> TASK TO COMPLETE: All records should be reproduced verbatim.
## START GIVEN ENTRIES
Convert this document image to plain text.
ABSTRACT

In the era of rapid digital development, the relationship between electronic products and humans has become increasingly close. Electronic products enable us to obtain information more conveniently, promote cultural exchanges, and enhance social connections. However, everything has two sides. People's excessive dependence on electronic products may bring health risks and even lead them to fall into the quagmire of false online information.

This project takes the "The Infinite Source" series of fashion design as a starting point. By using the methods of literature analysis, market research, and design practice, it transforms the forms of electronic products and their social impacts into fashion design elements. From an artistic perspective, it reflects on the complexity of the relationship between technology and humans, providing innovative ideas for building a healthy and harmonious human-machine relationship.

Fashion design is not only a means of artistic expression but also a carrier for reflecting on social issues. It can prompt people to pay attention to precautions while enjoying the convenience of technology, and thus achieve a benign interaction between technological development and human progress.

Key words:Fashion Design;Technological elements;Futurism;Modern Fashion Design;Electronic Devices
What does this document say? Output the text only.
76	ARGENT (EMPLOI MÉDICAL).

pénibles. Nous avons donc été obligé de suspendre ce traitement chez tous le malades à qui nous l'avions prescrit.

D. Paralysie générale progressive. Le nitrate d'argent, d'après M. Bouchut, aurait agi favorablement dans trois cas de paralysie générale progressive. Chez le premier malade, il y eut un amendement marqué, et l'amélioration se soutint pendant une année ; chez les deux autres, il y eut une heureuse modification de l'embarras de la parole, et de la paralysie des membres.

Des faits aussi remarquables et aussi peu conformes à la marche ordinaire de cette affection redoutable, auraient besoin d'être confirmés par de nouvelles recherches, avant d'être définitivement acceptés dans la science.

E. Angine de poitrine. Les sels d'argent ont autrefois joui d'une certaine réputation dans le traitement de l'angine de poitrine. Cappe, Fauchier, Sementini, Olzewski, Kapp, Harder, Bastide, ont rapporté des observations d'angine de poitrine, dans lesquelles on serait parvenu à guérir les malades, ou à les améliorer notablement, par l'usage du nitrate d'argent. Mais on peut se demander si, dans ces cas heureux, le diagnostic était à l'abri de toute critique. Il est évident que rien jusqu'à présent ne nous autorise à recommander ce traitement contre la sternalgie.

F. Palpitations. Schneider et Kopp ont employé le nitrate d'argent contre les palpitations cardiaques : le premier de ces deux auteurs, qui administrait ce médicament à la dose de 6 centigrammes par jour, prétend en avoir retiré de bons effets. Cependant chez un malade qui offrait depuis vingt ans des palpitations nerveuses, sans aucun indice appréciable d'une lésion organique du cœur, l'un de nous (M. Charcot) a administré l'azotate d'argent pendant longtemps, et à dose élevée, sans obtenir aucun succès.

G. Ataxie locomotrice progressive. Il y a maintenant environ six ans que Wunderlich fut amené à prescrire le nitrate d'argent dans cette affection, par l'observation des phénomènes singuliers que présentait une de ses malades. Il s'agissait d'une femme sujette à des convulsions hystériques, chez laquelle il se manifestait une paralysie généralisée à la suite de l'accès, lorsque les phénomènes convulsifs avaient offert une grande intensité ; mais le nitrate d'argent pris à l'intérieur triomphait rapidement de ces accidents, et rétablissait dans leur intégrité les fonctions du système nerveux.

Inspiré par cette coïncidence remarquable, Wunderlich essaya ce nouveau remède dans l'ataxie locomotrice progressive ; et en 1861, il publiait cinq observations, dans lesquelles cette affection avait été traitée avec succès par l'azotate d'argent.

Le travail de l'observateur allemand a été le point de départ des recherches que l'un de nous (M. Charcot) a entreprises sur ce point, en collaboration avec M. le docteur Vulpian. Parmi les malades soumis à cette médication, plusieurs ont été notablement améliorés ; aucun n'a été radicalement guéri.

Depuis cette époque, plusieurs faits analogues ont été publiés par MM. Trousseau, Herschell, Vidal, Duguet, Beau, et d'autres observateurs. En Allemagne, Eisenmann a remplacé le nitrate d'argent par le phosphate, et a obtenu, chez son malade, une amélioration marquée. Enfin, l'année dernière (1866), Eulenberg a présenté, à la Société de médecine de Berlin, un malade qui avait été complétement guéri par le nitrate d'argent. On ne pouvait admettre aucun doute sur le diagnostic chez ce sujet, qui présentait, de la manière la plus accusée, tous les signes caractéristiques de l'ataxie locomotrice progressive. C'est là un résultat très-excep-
## END GIVEN ENTRIES
> SOLUTION TO THIS PROBLEM:
Convert this document image to plain text.
ABSTRACT

In the era of rapid digital development, the relationship between electronic products and humans has become increasingly close. Electronic products enable us to obtain information more conveniently, promote cultural exchanges, and enhance social connections. However, everything has two sides. People's excessive dependence on electronic products may bring health risks and even lead them to fall into the quagmire of false online information.

This project takes the "The Infinite Source" series of fashion design as a starting point. By using the methods of literature analysis, market research, and design practice, it transforms the forms of electronic products and their social impacts into fashion design elements. From an artistic perspective, it reflects on the complexity of the relationship between technology and humans, providing innovative ideas for building a healthy and harmonious human-machine relationship.

Fashion design is not only a means of artistic expression but also a carrier for reflecting on social issues. It can prompt people to pay attention to precautions while enjoying the convenience of technology, and thus achieve a benign interaction between technological development and human progress.

Key words:Fashion Design;Technological elements;Futurism;Modern Fashion Design;Electronic Devices
What does this document say? Output the text only.
76	ARGENT (EMPLOI MÉDICAL).

pénibles. Nous avons donc été obligé de suspendre ce traitement chez tous le malades à qui nous l'avions prescrit.

D. Paralysie générale progressive. Le nitrate d'argent, d'après M. Bouchut, aurait agi favorablement dans trois cas de paralysie générale progressive. Chez le premier malade, il y eut un amendement marqué, et l'amélioration se soutint pendant une année ; chez les deux autres, il y eut une heureuse modification de l'embarras de la parole, et de la paralysie des membres.

Des faits aussi remarquables et aussi peu conformes à la marche ordinaire de cette affection redoutable, auraient besoin d'être confirmés par de nouvelles recherches, avant d'être définitivement acceptés dans la science.

E. Angine de poitrine. Les sels d'argent ont autrefois joui d'une certaine réputation dans le traitement de l'angine de poitrine. Cappe, Fauchier, Sementini, Olzewski, Kapp, Harder, Bastide, ont rapporté des observations d'angine de poitrine, dans lesquelles on serait parvenu à guérir les malades, ou à les améliorer notablement, par l'usage du nitrate d'argent. Mais on peut se demander si, dans ces cas heureux, le diagnostic était à l'abri de toute critique. Il est évident que rien jusqu'à présent ne nous autorise à recommander ce traitement contre la sternalgie.

F. Palpitations. Schneider et Kopp ont employé le nitrate d'argent contre les palpitations cardiaques : le premier de ces deux auteurs, qui administrait ce médicament à la dose de 6 centigrammes par jour, prétend en avoir retiré de bons effets. Cependant chez un malade qui offrait depuis vingt ans des palpitations nerveuses, sans aucun indice appréciable d'une lésion organique du cœur, l'un de nous (M. Charcot) a administré l'azotate d'argent pendant longtemps, et à dose élevée, sans obtenir aucun succès.

G. Ataxie locomotrice progressive. Il y a maintenant environ six ans que Wunderlich fut amené à prescrire le nitrate d'argent dans cette affection, par l'observation des phénomènes singuliers que présentait une de ses malades. Il s'agissait d'une femme sujette à des convulsions hystériques, chez laquelle il se manifestait une paralysie généralisée à la suite de l'accès, lorsque les phénomènes convulsifs avaient offert une grande intensité ; mais le nitrate d'argent pris à l'intérieur triomphait rapidement de ces accidents, et rétablissait dans leur intégrité les fonctions du système nerveux.

Inspiré par cette coïncidence remarquable, Wunderlich essaya ce nouveau remède dans l'ataxie locomotrice progressive ; et en 1861, il publiait cinq observations, dans lesquelles cette affection avait été traitée avec succès par l'azotate d'argent.

Le travail de l'observateur allemand a été le point de départ des recherches que l'un de nous (M. Charcot) a entreprises sur ce point, en collaboration avec M. le docteur Vulpian. Parmi les malades soumis à cette médication, plusieurs ont été notablement améliorés ; aucun n'a été radicalement guéri.

Depuis cette époque, plusieurs faits analogues ont été publiés par MM. Trousseau, Herschell, Vidal, Duguet, Beau, et d'autres observateurs. En Allemagne, Eisenmann a remplacé le nitrate d'argent par le phosphate, et a obtenu, chez son malade, une amélioration marquée. Enfin, l'année dernière (1866), Eulenberg a présenté, à la Société de médecine de Berlin, un malade qui avait été complétement guéri par le nitrate d'argent. On ne pouvait admettre aucun doute sur le diagnostic chez ce sujet, qui présentait, de la manière la plus accusée, tous les signes caractéristiques de l'ataxie locomotrice progressive. C'est là un résultat très-excep-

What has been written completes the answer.